▸ PROBLEM
Return all of the entries exactly as written.

▸ DATASET ROWS
────────────────
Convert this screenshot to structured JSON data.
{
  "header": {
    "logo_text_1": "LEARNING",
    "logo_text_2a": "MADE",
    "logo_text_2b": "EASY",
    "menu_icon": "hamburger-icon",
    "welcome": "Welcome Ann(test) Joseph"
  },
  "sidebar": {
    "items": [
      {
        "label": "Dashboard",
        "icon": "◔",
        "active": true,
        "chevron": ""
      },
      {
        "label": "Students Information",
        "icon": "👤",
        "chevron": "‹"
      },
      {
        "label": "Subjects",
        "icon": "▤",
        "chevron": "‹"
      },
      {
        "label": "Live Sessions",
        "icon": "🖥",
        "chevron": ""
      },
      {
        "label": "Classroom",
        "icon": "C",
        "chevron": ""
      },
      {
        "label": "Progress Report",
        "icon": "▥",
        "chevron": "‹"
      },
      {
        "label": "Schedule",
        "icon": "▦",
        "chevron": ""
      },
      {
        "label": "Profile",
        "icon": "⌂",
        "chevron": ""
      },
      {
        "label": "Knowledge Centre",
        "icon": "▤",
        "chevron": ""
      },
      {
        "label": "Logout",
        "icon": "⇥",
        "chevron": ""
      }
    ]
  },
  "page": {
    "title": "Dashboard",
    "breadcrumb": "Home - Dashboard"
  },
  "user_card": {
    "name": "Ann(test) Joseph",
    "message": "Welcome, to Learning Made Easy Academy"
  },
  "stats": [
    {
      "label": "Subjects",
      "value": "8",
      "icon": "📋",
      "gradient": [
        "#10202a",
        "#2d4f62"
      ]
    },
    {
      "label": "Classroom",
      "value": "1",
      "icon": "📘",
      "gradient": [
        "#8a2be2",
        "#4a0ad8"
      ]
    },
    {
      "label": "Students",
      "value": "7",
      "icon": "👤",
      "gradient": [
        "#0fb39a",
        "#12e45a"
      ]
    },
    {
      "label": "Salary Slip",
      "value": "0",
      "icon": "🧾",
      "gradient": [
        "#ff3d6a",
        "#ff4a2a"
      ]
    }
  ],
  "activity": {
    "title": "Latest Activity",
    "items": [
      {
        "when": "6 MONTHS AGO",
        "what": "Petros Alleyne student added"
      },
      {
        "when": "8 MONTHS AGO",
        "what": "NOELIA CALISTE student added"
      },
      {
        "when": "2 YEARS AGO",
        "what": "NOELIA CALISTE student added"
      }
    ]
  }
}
────────────────
▸ RESULT
Convert this screenshot to structured JSON data.
{
  "header": {
    "logo_text_1": "LEARNING",
    "logo_text_2a": "MADE",
    "logo_text_2b": "EASY",
    "menu_icon": "hamburger-icon",
    "welcome": "Welcome Ann(test) Joseph"
  },
  "sidebar": {
    "items": [
      {
        "label": "Dashboard",
        "icon": "◔",
        "active": true,
        "chevron": ""
      },
      {
        "label": "Students Information",
        "icon": "👤",
        "chevron": "‹"
      },
      {
        "label": "Subjects",
        "icon": "▤",
        "chevron": "‹"
      },
      {
        "label": "Live Sessions",
        "icon": "🖥",
        "chevron": ""
      },
      {
        "label": "Classroom",
        "icon": "C",
        "chevron": ""
      },
      {
        "label": "Progress Report",
        "icon": "▥",
        "chevron": "‹"
      },
      {
        "label": "Schedule",
        "icon": "▦",
        "chevron": ""
      },
      {
        "label": "Profile",
        "icon": "⌂",
        "chevron": ""
      },
      {
        "label": "Knowledge Centre",
        "icon": "▤",
        "chevron": ""
      },
      {
        "label": "Logout",
        "icon": "⇥",
        "chevron": ""
      }
    ]
  },
  "page": {
    "title": "Dashboard",
    "breadcrumb": "Home - Dashboard"
  },
  "user_card": {
    "name": "Ann(test) Joseph",
    "message": "Welcome, to Learning Made Easy Academy"
  },
  "stats": [
    {
      "label": "Subjects",
      "value": "8",
      "icon": "📋",
      "gradient": [
        "#10202a",
        "#2d4f62"
      ]
    },
    {
      "label": "Classroom",
      "value": "1",
      "icon": "📘",
      "gradient": [
        "#8a2be2",
        "#4a0ad8"
      ]
    },
    {
      "label": "Students",
      "value": "7",
      "icon": "👤",
      "gradient": [
        "#0fb39a",
        "#12e45a"
      ]
    },
    {
      "label": "Salary Slip",
      "value": "0",
      "icon": "🧾",
      "gradient": [
        "#ff3d6a",
        "#ff4a2a"
      ]
    }
  ],
  "activity": {
    "title": "Latest Activity",
    "items": [
      {
        "when": "6 MONTHS AGO",
        "what": "Petros Alleyne student added"
      },
      {
        "when": "8 MONTHS AGO",
        "what": "NOELIA CALISTE student added"
      },
      {
        "when": "2 YEARS AGO",
        "what": "NOELIA CALISTE student added"
      }
    ]
  }
}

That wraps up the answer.